* **Required task**: Give only the number of lines in the records below that contain the word "proximité".

* **Given data**:
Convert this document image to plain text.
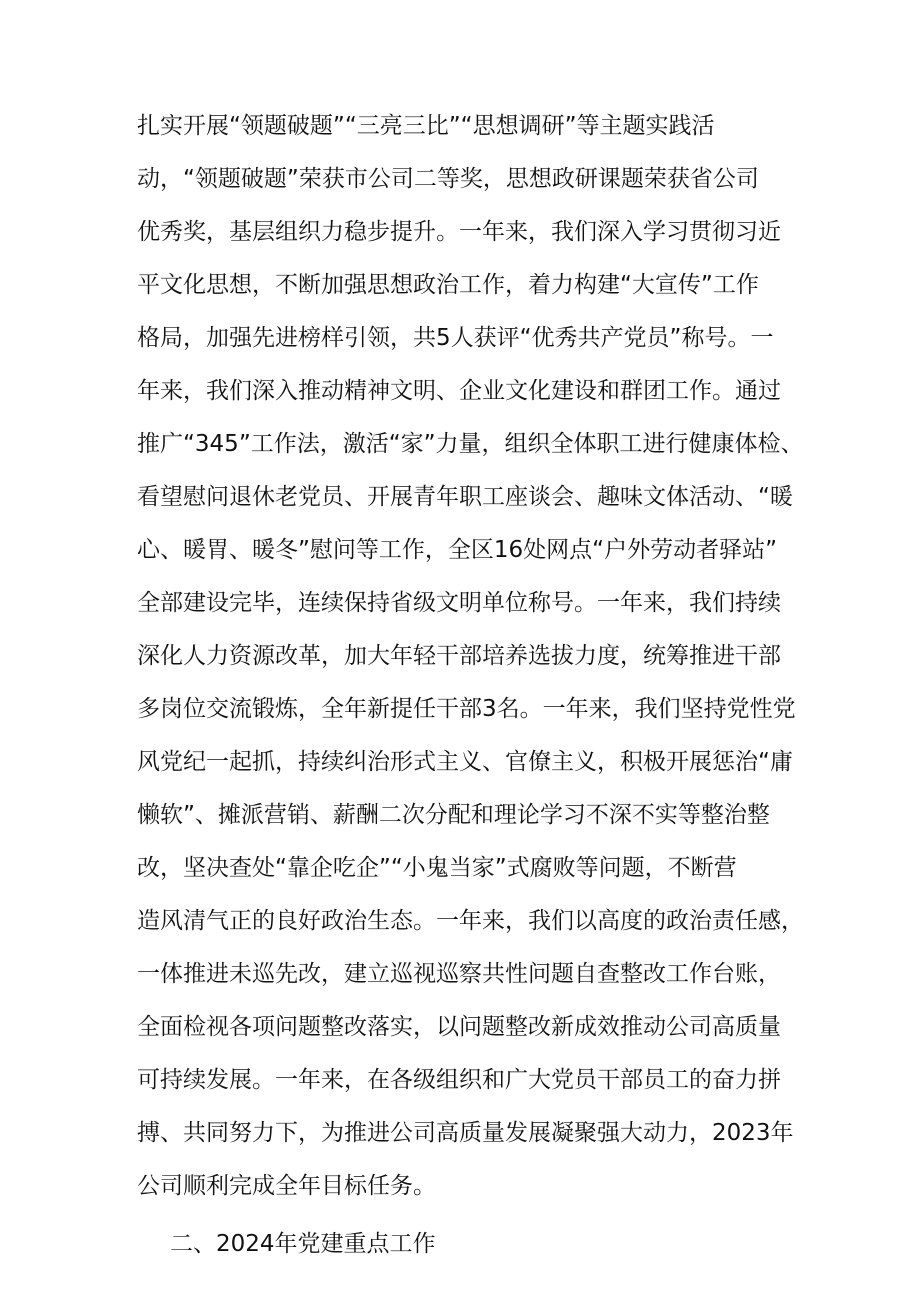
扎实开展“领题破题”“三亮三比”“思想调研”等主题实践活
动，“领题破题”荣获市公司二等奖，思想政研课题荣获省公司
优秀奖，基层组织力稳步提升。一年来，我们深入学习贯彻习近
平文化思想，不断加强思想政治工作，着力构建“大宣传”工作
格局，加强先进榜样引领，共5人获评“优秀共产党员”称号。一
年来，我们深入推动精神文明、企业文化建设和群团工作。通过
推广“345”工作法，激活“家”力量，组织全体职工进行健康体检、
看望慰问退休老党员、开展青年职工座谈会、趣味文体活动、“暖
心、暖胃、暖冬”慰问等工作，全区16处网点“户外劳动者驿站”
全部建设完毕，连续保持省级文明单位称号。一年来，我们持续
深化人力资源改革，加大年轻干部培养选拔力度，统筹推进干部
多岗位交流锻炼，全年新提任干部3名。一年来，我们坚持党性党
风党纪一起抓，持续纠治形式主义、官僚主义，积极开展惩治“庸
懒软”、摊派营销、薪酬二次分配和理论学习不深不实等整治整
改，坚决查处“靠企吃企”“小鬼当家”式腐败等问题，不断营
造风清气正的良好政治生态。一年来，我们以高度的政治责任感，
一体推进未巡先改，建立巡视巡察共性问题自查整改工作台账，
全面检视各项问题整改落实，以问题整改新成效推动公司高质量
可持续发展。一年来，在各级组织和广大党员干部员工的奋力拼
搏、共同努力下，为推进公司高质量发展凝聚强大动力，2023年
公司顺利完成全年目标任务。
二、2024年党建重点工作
==
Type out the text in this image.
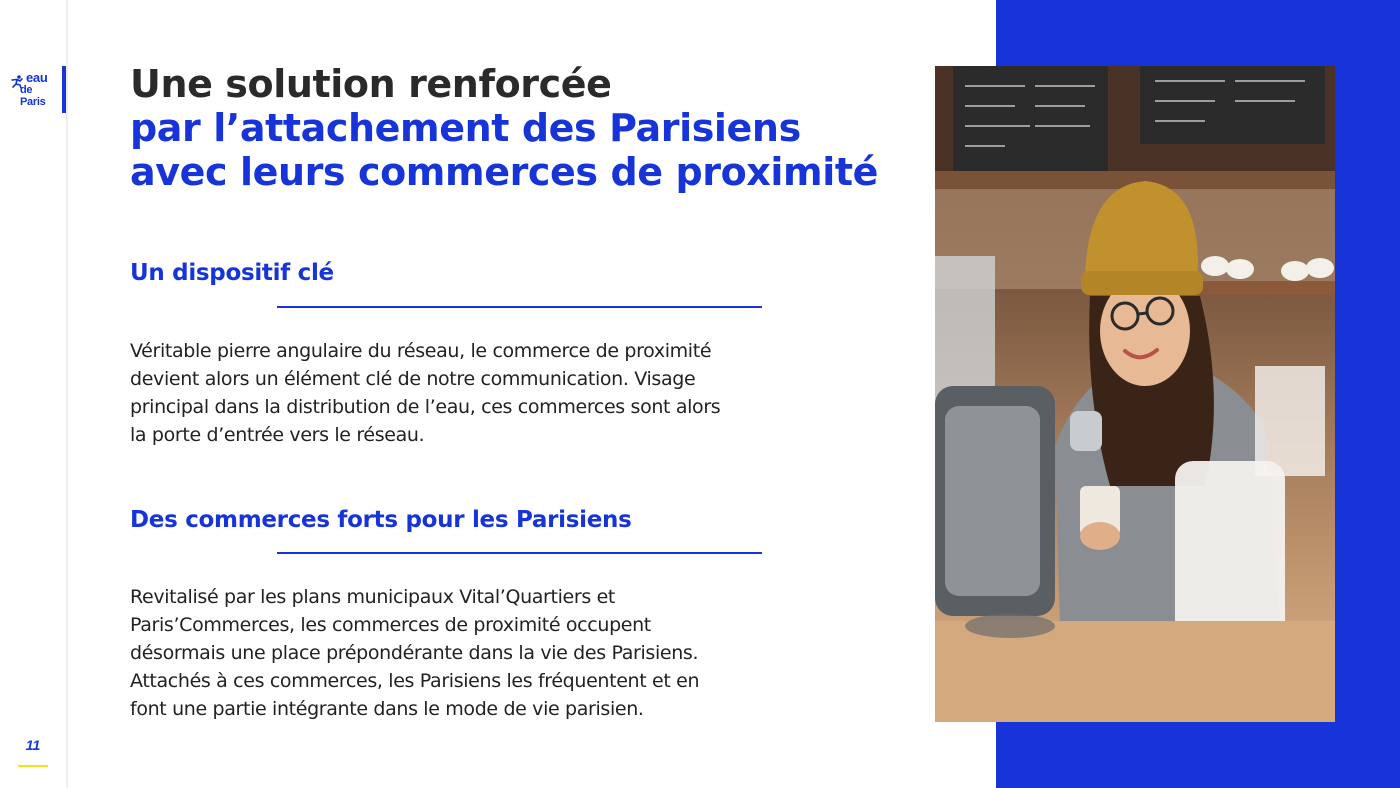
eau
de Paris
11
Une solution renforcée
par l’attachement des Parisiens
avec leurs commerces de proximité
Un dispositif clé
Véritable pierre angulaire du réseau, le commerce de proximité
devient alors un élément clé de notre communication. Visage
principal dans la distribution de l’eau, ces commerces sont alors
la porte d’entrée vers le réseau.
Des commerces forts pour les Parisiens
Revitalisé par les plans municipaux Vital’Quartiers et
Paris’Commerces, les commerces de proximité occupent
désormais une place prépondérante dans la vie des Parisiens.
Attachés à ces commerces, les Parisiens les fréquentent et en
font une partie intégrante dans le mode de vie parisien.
--
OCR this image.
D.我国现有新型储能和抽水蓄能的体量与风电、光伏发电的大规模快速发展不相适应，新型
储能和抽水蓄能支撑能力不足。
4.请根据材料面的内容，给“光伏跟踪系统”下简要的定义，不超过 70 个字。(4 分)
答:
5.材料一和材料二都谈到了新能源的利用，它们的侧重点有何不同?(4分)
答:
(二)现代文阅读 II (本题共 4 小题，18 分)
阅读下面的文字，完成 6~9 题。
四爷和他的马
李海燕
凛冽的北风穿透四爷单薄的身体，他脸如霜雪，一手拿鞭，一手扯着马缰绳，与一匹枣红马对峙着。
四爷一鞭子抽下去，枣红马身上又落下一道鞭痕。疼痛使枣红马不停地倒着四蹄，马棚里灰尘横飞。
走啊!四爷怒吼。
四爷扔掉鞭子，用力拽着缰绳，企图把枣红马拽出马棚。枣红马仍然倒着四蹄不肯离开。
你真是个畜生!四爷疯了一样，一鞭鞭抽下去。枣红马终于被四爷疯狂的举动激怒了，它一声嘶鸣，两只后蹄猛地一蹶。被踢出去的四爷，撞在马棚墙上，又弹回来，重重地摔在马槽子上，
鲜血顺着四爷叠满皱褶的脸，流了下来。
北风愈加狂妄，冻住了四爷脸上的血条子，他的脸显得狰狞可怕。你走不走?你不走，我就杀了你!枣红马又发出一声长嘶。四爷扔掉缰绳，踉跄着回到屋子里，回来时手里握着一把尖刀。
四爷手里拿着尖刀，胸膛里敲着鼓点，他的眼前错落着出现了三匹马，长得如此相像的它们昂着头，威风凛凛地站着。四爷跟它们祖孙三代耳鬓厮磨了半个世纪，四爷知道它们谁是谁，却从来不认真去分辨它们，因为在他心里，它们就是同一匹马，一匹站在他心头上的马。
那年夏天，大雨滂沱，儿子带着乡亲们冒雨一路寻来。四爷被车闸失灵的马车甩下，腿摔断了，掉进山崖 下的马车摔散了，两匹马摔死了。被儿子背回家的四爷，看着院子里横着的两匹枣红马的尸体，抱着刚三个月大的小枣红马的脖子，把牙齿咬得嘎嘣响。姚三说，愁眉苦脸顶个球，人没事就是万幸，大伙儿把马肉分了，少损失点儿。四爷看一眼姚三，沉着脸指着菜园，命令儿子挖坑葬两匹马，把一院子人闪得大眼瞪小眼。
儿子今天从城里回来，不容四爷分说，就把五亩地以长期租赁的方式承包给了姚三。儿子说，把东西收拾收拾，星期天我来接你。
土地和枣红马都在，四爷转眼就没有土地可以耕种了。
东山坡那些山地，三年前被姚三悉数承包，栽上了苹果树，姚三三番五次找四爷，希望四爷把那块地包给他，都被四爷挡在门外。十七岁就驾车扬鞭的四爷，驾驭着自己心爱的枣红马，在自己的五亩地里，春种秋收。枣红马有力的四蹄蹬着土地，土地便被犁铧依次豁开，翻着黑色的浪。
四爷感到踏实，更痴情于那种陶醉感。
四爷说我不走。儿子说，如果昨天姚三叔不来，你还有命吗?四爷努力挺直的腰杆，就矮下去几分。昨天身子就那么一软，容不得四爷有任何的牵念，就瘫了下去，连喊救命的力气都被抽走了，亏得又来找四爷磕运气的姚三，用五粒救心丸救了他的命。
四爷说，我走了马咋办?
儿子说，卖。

* **Written answer**: 3